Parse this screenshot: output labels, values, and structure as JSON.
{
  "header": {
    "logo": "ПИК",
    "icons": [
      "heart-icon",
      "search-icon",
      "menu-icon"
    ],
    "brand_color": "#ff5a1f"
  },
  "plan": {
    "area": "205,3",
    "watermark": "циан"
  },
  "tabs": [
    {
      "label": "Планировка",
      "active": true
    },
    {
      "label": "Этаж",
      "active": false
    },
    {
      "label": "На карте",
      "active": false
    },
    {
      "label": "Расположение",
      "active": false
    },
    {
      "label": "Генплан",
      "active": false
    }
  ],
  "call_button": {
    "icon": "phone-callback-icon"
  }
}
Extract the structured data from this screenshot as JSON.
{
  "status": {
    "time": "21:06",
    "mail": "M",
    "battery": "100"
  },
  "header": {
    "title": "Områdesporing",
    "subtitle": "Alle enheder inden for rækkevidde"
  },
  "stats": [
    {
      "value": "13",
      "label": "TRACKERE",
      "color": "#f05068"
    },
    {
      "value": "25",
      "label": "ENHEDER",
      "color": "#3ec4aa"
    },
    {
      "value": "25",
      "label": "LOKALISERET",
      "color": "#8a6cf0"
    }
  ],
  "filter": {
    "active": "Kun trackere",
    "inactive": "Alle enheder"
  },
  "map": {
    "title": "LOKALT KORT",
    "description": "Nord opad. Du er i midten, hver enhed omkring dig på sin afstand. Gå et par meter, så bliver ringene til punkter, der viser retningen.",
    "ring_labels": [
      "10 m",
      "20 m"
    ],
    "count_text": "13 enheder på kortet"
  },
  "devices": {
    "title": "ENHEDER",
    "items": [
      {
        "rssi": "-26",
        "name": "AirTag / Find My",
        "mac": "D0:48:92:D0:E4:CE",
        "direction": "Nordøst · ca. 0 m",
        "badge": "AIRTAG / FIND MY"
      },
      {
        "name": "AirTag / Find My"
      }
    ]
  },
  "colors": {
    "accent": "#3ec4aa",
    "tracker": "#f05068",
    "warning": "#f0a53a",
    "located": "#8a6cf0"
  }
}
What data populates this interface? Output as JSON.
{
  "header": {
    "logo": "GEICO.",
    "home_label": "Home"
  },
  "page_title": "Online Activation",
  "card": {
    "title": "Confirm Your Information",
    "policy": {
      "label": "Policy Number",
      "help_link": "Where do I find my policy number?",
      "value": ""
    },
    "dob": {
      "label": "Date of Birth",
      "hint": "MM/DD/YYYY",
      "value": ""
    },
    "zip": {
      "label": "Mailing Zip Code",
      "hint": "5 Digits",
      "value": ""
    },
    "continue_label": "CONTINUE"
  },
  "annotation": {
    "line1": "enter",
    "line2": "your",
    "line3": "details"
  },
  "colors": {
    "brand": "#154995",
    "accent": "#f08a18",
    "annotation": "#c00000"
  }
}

- SHORT TASK
Faithfully copy every entry, leaving nothing out.

- OUTPUT OF THE TASK
Parse this screenshot: output labels, values, and structure as JSON.
{
  "header": {
    "logo": "ПИК",
    "icons": [
      "heart-icon",
      "search-icon",
      "menu-icon"
    ],
    "brand_color": "#ff5a1f"
  },
  "plan": {
    "area": "205,3",
    "watermark": "циан"
  },
  "tabs": [
    {
      "label": "Планировка",
      "active": true
    },
    {
      "label": "Этаж",
      "active": false
    },
    {
      "label": "На карте",
      "active": false
    },
    {
      "label": "Расположение",
      "active": false
    },
    {
      "label": "Генплан",
      "active": false
    }
  ],
  "call_button": {
    "icon": "phone-callback-icon"
  }
}
Extract the structured data from this screenshot as JSON.
{
  "status": {
    "time": "21:06",
    "mail": "M",
    "battery": "100"
  },
  "header": {
    "title": "Områdesporing",
    "subtitle": "Alle enheder inden for rækkevidde"
  },
  "stats": [
    {
      "value": "13",
      "label": "TRACKERE",
      "color": "#f05068"
    },
    {
      "value": "25",
      "label": "ENHEDER",
      "color": "#3ec4aa"
    },
    {
      "value": "25",
      "label": "LOKALISERET",
      "color": "#8a6cf0"
    }
  ],
  "filter": {
    "active": "Kun trackere",
    "inactive": "Alle enheder"
  },
  "map": {
    "title": "LOKALT KORT",
    "description": "Nord opad. Du er i midten, hver enhed omkring dig på sin afstand. Gå et par meter, så bliver ringene til punkter, der viser retningen.",
    "ring_labels": [
      "10 m",
      "20 m"
    ],
    "count_text": "13 enheder på kortet"
  },
  "devices": {
    "title": "ENHEDER",
    "items": [
      {
        "rssi": "-26",
        "name": "AirTag / Find My",
        "mac": "D0:48:92:D0:E4:CE",
        "direction": "Nordøst · ca. 0 m",
        "badge": "AIRTAG / FIND MY"
      },
      {
        "name": "AirTag / Find My"
      }
    ]
  },
  "colors": {
    "accent": "#3ec4aa",
    "tracker": "#f05068",
    "warning": "#f0a53a",
    "located": "#8a6cf0"
  }
}
What data populates this interface? Output as JSON.
{
  "header": {
    "logo": "GEICO.",
    "home_label": "Home"
  },
  "page_title": "Online Activation",
  "card": {
    "title": "Confirm Your Information",
    "policy": {
      "label": "Policy Number",
      "help_link": "Where do I find my policy number?",
      "value": ""
    },
    "dob": {
      "label": "Date of Birth",
      "hint": "MM/DD/YYYY",
      "value": ""
    },
    "zip": {
      "label": "Mailing Zip Code",
      "hint": "5 Digits",
      "value": ""
    },
    "continue_label": "CONTINUE"
  },
  "annotation": {
    "line1": "enter",
    "line2": "your",
    "line3": "details"
  },
  "colors": {
    "brand": "#154995",
    "accent": "#f08a18",
    "annotation": "#c00000"
  }
}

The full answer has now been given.